| What is asked |
Repeat the listing exactly as given, omitting every image.

| Stored data entries |
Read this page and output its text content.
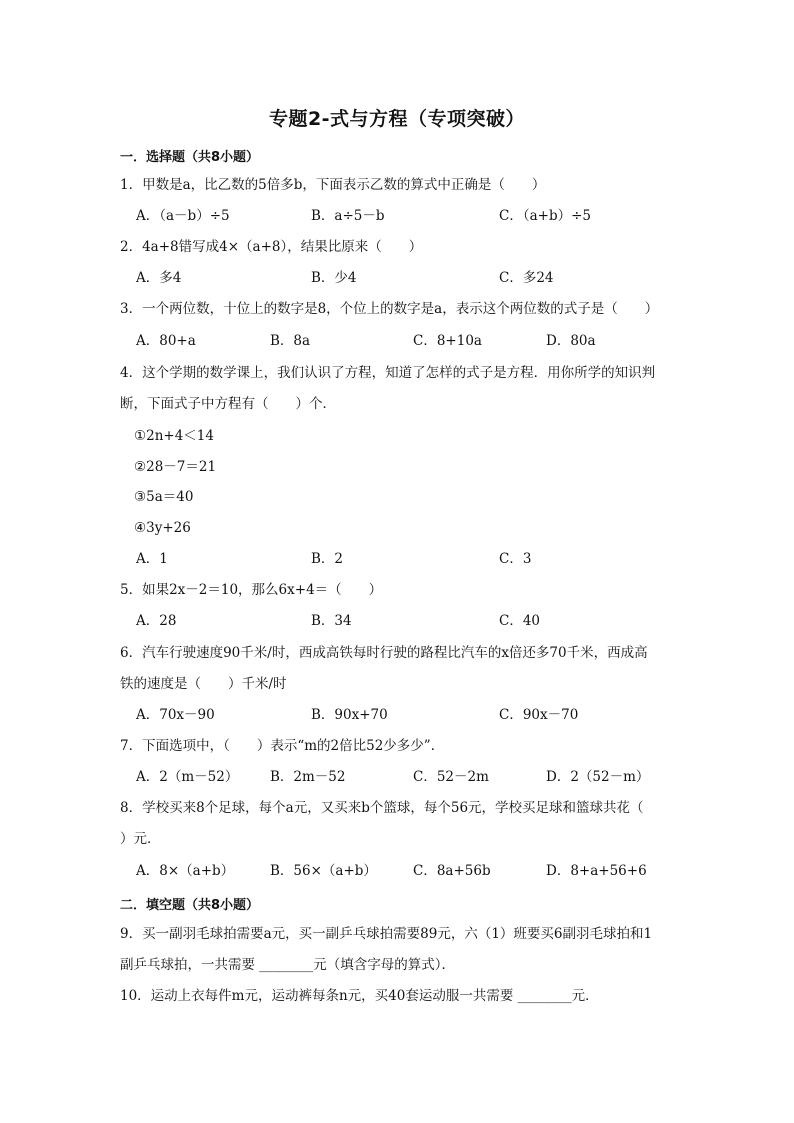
专题2-式与方程（专项突破）
一．选择题（共8小题）
1．甲数是a，比乙数的5倍多b，下面表示乙数的算式中正确是（　　）
A．（a－b）÷5	B．a÷5－b	C．（a+b）÷5
2．4a+8错写成4×（a+8），结果比原来（　　）
A．多4	B．少4	C．多24
3．一个两位数，十位上的数字是8，个位上的数字是a，表示这个两位数的式子是（　　）
A．80+a	B．8a	C．8+10a	D．80a
4．这个学期的数学课上，我们认识了方程，知道了怎样的式子是方程．用你所学的知识判
断，下面式子中方程有（　　）个．
①2n+4＜14
②28－7＝21
③5a＝40
④3y+26
A．1	B．2	C．3
5．如果2x－2＝10，那么6x+4＝（　　）
A．28	B．34	C．40
6．汽车行驶速度90千米/时，西成高铁每时行驶的路程比汽车的x倍还多70千米，西成高
铁的速度是（　　）千米/时
A．70x－90	B．90x+70	C．90x－70
7．下面选项中，（　　）表示“m的2倍比52少多少”．
A．2（m－52） B．2m－52	C．52－2m	D．2（52－m）
8．学校买来8个足球，每个a元，又买来b个篮球，每个56元，学校买足球和篮球共花（
）元．
A．8×（a+b）	B．56×（a+b）	C．8a+56b	D．8+a+56+6
二．填空题（共8小题）
9．买一副羽毛球拍需要a元，买一副乒乓球拍需要89元，六（1）班要买6副羽毛球拍和1
副乒乓球拍，一共需要 ________元（填含字母的算式）．
10．运动上衣每件m元，运动裤每条n元，买40套运动服一共需要 ________元．
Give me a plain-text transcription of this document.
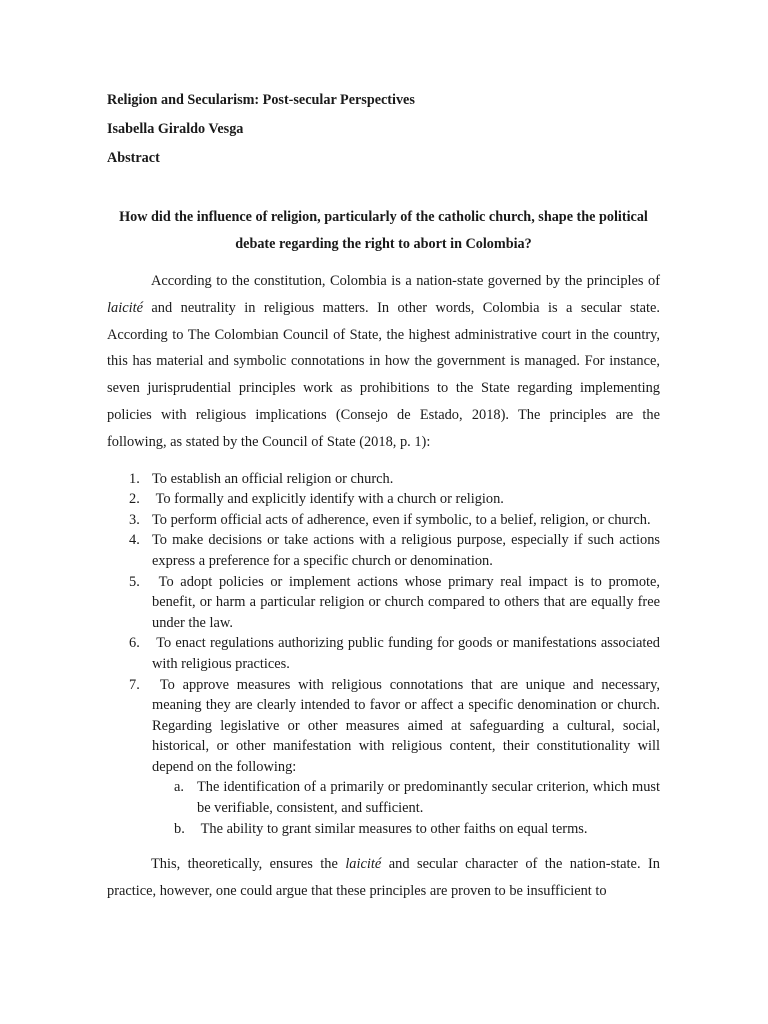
Religion and Secularism: Post-secular Perspectives

Isabella Giraldo Vesga

Abstract

How did the influence of religion, particularly of the catholic church, shape the political debate regarding the right to abort in Colombia?

According to the constitution, Colombia is a nation-state governed by the principles of laicité and neutrality in religious matters. In other words, Colombia is a secular state. According to The Colombian Council of State, the highest administrative court in the country, this has material and symbolic connotations in how the government is managed. For instance, seven jurisprudential principles work as prohibitions to the State regarding implementing policies with religious implications (Consejo de Estado, 2018). The principles are the following, as stated by the Council of State (2018, p. 1):

1. To establish an official religion or church.
2. To formally and explicitly identify with a church or religion.
3. To perform official acts of adherence, even if symbolic, to a belief, religion, or church.
4. To make decisions or take actions with a religious purpose, especially if such actions express a preference for a specific church or denomination.
5. To adopt policies or implement actions whose primary real impact is to promote, benefit, or harm a particular religion or church compared to others that are equally free under the law.
6. To enact regulations authorizing public funding for goods or manifestations associated with religious practices.
7. To approve measures with religious connotations that are unique and necessary, meaning they are clearly intended to favor or affect a specific denomination or church. Regarding legislative or other measures aimed at safeguarding a cultural, social, historical, or other manifestation with religious content, their constitutionality will depend on the following:
a. The identification of a primarily or predominantly secular criterion, which must be verifiable, consistent, and sufficient.
b. The ability to grant similar measures to other faiths on equal terms.

This, theoretically, ensures the laicité and secular character of the nation-state. In practice, however, one could argue that these principles are proven to be insufficient to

| Result of the exercise |
Read this page and output its text content.
专题2-式与方程（专项突破）
一．选择题（共8小题）
1．甲数是a，比乙数的5倍多b，下面表示乙数的算式中正确是（　　）
A．（a－b）÷5	B．a÷5－b	C．（a+b）÷5
2．4a+8错写成4×（a+8），结果比原来（　　）
A．多4	B．少4	C．多24
3．一个两位数，十位上的数字是8，个位上的数字是a，表示这个两位数的式子是（　　）
A．80+a	B．8a	C．8+10a	D．80a
4．这个学期的数学课上，我们认识了方程，知道了怎样的式子是方程．用你所学的知识判
断，下面式子中方程有（　　）个．
①2n+4＜14
②28－7＝21
③5a＝40
④3y+26
A．1	B．2	C．3
5．如果2x－2＝10，那么6x+4＝（　　）
A．28	B．34	C．40
6．汽车行驶速度90千米/时，西成高铁每时行驶的路程比汽车的x倍还多70千米，西成高
铁的速度是（　　）千米/时
A．70x－90	B．90x+70	C．90x－70
7．下面选项中，（　　）表示“m的2倍比52少多少”．
A．2（m－52） B．2m－52	C．52－2m	D．2（52－m）
8．学校买来8个足球，每个a元，又买来b个篮球，每个56元，学校买足球和篮球共花（
）元．
A．8×（a+b）	B．56×（a+b）	C．8a+56b	D．8+a+56+6
二．填空题（共8小题）
9．买一副羽毛球拍需要a元，买一副乒乓球拍需要89元，六（1）班要买6副羽毛球拍和1
副乒乓球拍，一共需要 ________元（填含字母的算式）．
10．运动上衣每件m元，运动裤每条n元，买40套运动服一共需要 ________元．
Give me a plain-text transcription of this document.
Religion and Secularism: Post-secular Perspectives

Isabella Giraldo Vesga

Abstract

How did the influence of religion, particularly of the catholic church, shape the political debate regarding the right to abort in Colombia?

According to the constitution, Colombia is a nation-state governed by the principles of laicité and neutrality in religious matters. In other words, Colombia is a secular state. According to The Colombian Council of State, the highest administrative court in the country, this has material and symbolic connotations in how the government is managed. For instance, seven jurisprudential principles work as prohibitions to the State regarding implementing policies with religious implications (Consejo de Estado, 2018). The principles are the following, as stated by the Council of State (2018, p. 1):

1. To establish an official religion or church.
2. To formally and explicitly identify with a church or religion.
3. To perform official acts of adherence, even if symbolic, to a belief, religion, or church.
4. To make decisions or take actions with a religious purpose, especially if such actions express a preference for a specific church or denomination.
5. To adopt policies or implement actions whose primary real impact is to promote, benefit, or harm a particular religion or church compared to others that are equally free under the law.
6. To enact regulations authorizing public funding for goods or manifestations associated with religious practices.
7. To approve measures with religious connotations that are unique and necessary, meaning they are clearly intended to favor or affect a specific denomination or church. Regarding legislative or other measures aimed at safeguarding a cultural, social, historical, or other manifestation with religious content, their constitutionality will depend on the following:
a. The identification of a primarily or predominantly secular criterion, which must be verifiable, consistent, and sufficient.
b. The ability to grant similar measures to other faiths on equal terms.

This, theoretically, ensures the laicité and secular character of the nation-state. In practice, however, one could argue that these principles are proven to be insufficient to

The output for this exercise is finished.